=== Page extract ===

There’s also an air conditioned bus service called Trans Sarbagita that runs following route Term. Batu Bulan (Gianyar) – Tohpati (DPS) – Sanur (DPS) – Kuta Central Park (Badung) – Jimbaran (Badung) – Nusa Dua (Badung), occassionally the bus heading to and from Nusa Dua will stop at the airport. There is no marked Trans Sarbagita bus stop at the airport. Bus stops at the roundabout at the left side from the airport exit. The bus fare is 3.500 RP for adults and 2.500 for students.

By bemo
As elsewhere in Bali, bemos are rarer and far less important in Kuta than they used to be. This reflects both the increased number of Balinese who are wealthy enough to afford their own transport, and the huge upscaling of the very nature of tourism in Bali in the past 10 years. Bemo Corner, in the heart of Kuta at the junction of Jalan Legian and Jalan Raya Kuta, used to be an institution on the backpacker circuit. These days it is almost irrelevant, but the little blue buses are still there albeit in greatly reduced numbers, and they will still try to charge you five times the real rate.

Kuta is served with some regularity from Denpasar’s Tegal bemo terminal.

By boat
Benoa Harbour — not to be confused with Tanjung Benoa — is around 20 min northeast of Kuta, and speedboats and cruises from the Gili Islands, Lombok and Nusa Lembongan arrive here. Most companies operating from Benoa offer free pick-up and drop-off in and around Kuta.

Get around
Kuta stretches along the beach front all the way from the airport to Legian, and small lanes lead from the beaches into the densely populated accommodation zone. To avoid traffic-related frustrations, the best option is a combination of walking in small lanes and using metered taxis or a rented motorbike for longer excursions.
By car

Traffic jams are a constant hassle here and especially so when it is raining. It is often best to park your car before you reach downtown Kuta, and walk in. The area downtown is only about one and a half kilometres in length and half a kilometre wide but when stuck in traffic you might easily spend 30 minutes or more to travel these short distances.

There are some designated parking areas in the middle of Kuta (usually Rp 5,000 for an unlimited stay) including a large one on Jalan Legian near the top of Poppies II. There are also public parking bays on Jalan Pantai Kuta right beside the beach, but these can get very busy.

Finding a rental car company is easy in Kuta, especially in Poppies I and Poppies II. A small rental car starts from Rp140,000 with third party insurance. Add another Rp100,000 or so for a comprehensive cover. Check your rental contract for specifics before signing. The rental car can be driven to your accommodation for pick up.
By taxi

Metered taxis (taksi berargo) are ubiquitous on the streets of Kuta and are a relatively cheap and reliable way to get around, especially at night. Avoid any taxi where the driver refuses to put the meter on. This is increasingly rare but you will still find the odd taxi driver who is stuck in a 1990s time warp.

===

> **Brief**:
Resume the Kuta travel guide after its last sentence, keeping its style and level of detail.

=== Records ===

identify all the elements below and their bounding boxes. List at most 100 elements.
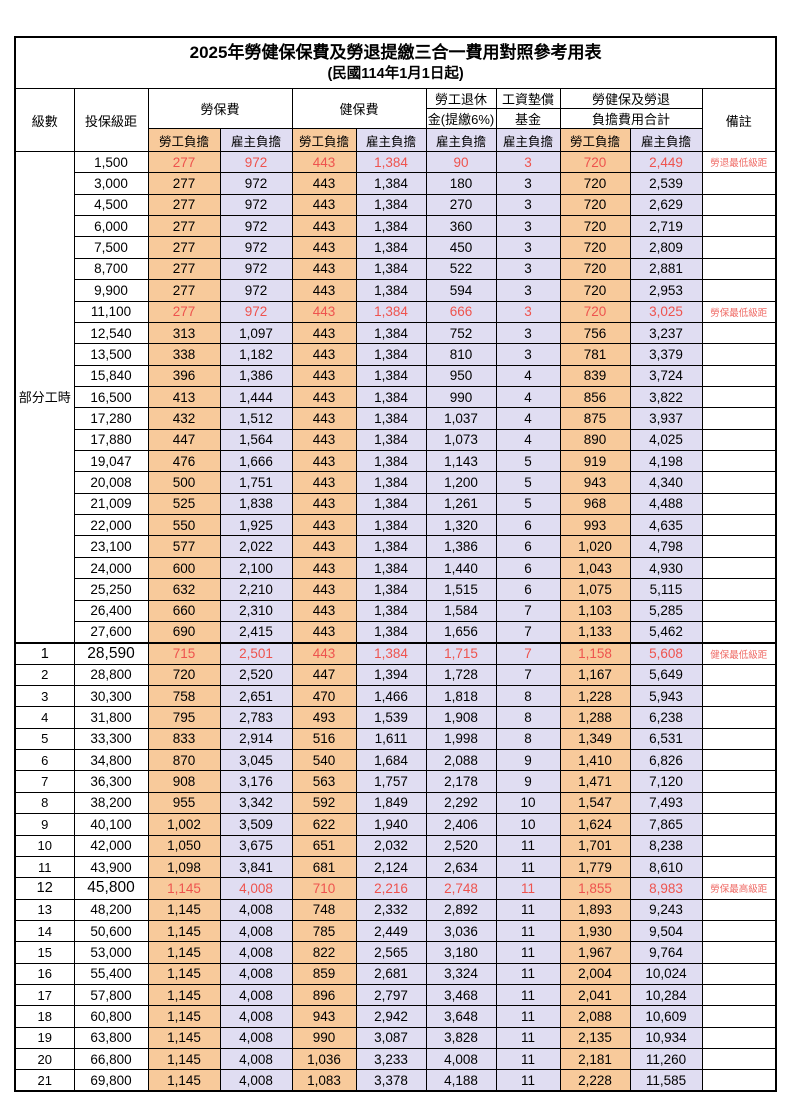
fund-employer-cell: 11 [495,1005,561,1028]
level-cell: 10 [14,834,75,857]
fund-employer-cell: 3 [495,321,561,345]
health-employer-cell: 1,384 [355,343,427,366]
total-employer-cell: 11,585 [629,1069,703,1092]
total-employer-cell: 3,724 [629,364,703,387]
fund-employer-cell: 7 [495,663,561,686]
health-employee-cell: 443 [291,599,357,622]
health-employer-cell: 1,384 [355,364,427,387]
pension-employer-cell: 522 [425,257,497,281]
fund-employer-cell: 6 [495,578,561,601]
bracket-cell: 33,300 [73,727,149,751]
bracket-cell: 22,000 [73,514,149,537]
total-employer-cell: 4,930 [629,556,703,580]
pension-employer-cell: 2,406 [425,813,497,836]
fund-employer-cell: 5 [495,471,561,494]
labor-employee-cell: 577 [147,535,221,558]
labor-employee-cell: 338 [147,343,221,366]
level-cell: 3 [14,684,75,708]
header-row-3: 勞工負擔 雇主負擔 勞工負擔 雇主負擔 雇主負擔 雇主負擔 勞工負擔 雇主負擔 [15,128,776,152]
pension-employer-cell: 3,180 [425,941,497,964]
pension-employer-cell: 2,178 [425,770,497,793]
level-cell: 19 [14,1026,75,1050]
labor-employer-cell: 4,008 [219,1026,293,1050]
bracket-cell: 69,800 [73,1069,149,1092]
total-employer-cell: 2,449 [629,150,703,174]
table-row: 7 36,300 908 3,176 563 1,757 2,178 9 1,471 7,120 [14,770,777,793]
total-employee-cell: 720 [559,236,631,259]
pension-employer-cell: 1,037 [425,407,497,430]
health-employee-cell: 443 [291,535,357,558]
health-employee-cell: 443 [291,150,357,174]
labor-employer-cell: 3,176 [219,770,293,793]
pension-employer-cell: 450 [425,236,497,259]
bracket-cell: 30,300 [73,684,149,708]
labor-employer-cell: 4,008 [219,919,293,943]
total-employee-cell: 919 [559,450,631,473]
health-employee-cell: 1,083 [291,1069,357,1092]
bracket-cell: 17,880 [73,428,149,452]
bracket-cell: 9,900 [73,279,149,302]
health-employer-cell: 1,394 [355,663,427,686]
level-cell: 4 [14,706,75,729]
labor-employer-cell: 4,008 [219,1005,293,1028]
pension-employer-cell: 1,715 [425,641,497,665]
fund-employer-cell: 3 [495,300,561,323]
level-cell: 9 [14,813,75,836]
table-row: 24,000 600 2,100 443 1,384 1,440 6 1,043 4,930 [15,556,777,580]
health-employer-cell: 2,681 [355,962,427,986]
total-employee-cell: 943 [559,471,631,494]
labor-employee-cell: 1,145 [147,1026,221,1050]
page-subtitle: (民國114年1月1日起) [327,66,464,83]
total-employee-cell: 720 [559,279,631,302]
labor-employer-cell: 3,509 [219,813,293,836]
labor-employee-cell: 1,145 [147,984,221,1007]
pension-employer-cell: 1,200 [425,471,497,494]
labor-employee-cell: 1,145 [147,1069,221,1092]
bracket-cell: 26,400 [73,599,149,622]
level-cell-part-time: 部分工時 [14,150,75,644]
bracket-cell: 50,600 [73,919,149,943]
fund-employer-cell: 3 [495,150,561,174]
labor-employee-cell: 1,098 [147,855,221,879]
pension-employer-cell: 810 [425,343,497,366]
table-row: 16 55,400 1,145 4,008 859 2,681 3,324 11 2,004 10… [14,962,777,986]
bracket-cell: 36,300 [73,770,149,793]
health-employer-cell: 2,942 [355,1005,427,1028]
total-employer-cell: 5,462 [629,620,703,644]
table-row: 9,900 277 972 443 1,384 594 3 720 2,953 [15,279,777,302]
table-row: 23,100 577 2,022 443 1,384 1,386 6 1,020 4,798 [15,535,777,558]
total-employer-cell: 3,379 [629,343,703,366]
total-employer-cell: 10,609 [629,1005,703,1028]
total-employee-cell: 720 [559,150,631,174]
bracket-cell: 15,840 [73,364,149,387]
total-employee-cell: 1,410 [559,749,631,772]
labor-employee-cell: 476 [147,450,221,473]
total-employee-cell: 720 [559,172,631,195]
bracket-cell: 45,800 [73,877,149,900]
health-employer-cell: 1,384 [355,300,427,323]
labor-employee-cell: 277 [147,257,221,281]
table-row: 10 42,000 1,050 3,675 651 2,032 2,520 11 1,701 8,… [14,834,777,857]
total-employer-cell: 4,488 [629,492,703,516]
table-row: 20,008 500 1,751 443 1,384 1,200 5 943 4,340 [15,471,777,494]
table-row: 6,000 277 972 443 1,384 360 3 720 2,719 [15,215,777,238]
fund-employer-cell: 7 [495,641,561,665]
note-cell [701,514,777,537]
table-row: 8 38,200 955 3,342 592 1,849 2,292 10 1,547 7,493 [14,791,777,815]
note-cell [701,428,777,452]
health-employee-cell: 443 [291,321,357,345]
labor-employee-cell: 500 [147,471,221,494]
note-cell [701,364,777,387]
health-employee-cell: 447 [291,663,357,686]
col-header-bracket: 投保級距 [73,88,149,152]
fund-employer-cell: 3 [495,343,561,366]
total-employer-cell: 6,238 [629,706,703,729]
total-employer-cell: 3,237 [629,321,703,345]
note-cell [701,770,777,793]
table-row: 11 43,900 1,098 3,841 681 2,124 2,634 11 1,779 8,… [14,855,777,879]
table-row: 21,009 525 1,838 443 1,384 1,261 5 968 4,488 [15,492,777,516]
health-employer-cell: 1,384 [355,471,427,494]
pension-employer-cell: 2,520 [425,834,497,857]
health-employer-cell: 1,384 [355,620,427,644]
fund-employer-cell: 11 [495,1026,561,1050]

===

> **Expected answer**:
The largest and most reliable taxi operators are Bluebird and Bali Taksi. Sometimes these taxis are not available at night in the immediate vicinity of discos and bars as other smaller companies may have exclusive arrangements with these businesses. However, the more reputable and reliable taxis can be found easily by walking a little up the street. It would be in your interests to seek out a Bluebird taxi in this situation.

Be aware that, since Bluebird and Bali Taxi have the best reputations, a number of other drivers have started to try and make their taxis look very similar, using blue vehicles with names like Taxi Bali, or a logo that’s similar to the Bluebird. Look very carefully, sometimes at first glance the imitators can be quite convincing.

If you wish to use a taxi ensure the destination is clear with the driver before you enter the taxi and that the driver will be using the meter. If the driver does not agree to use the meter seek an alternative taxi.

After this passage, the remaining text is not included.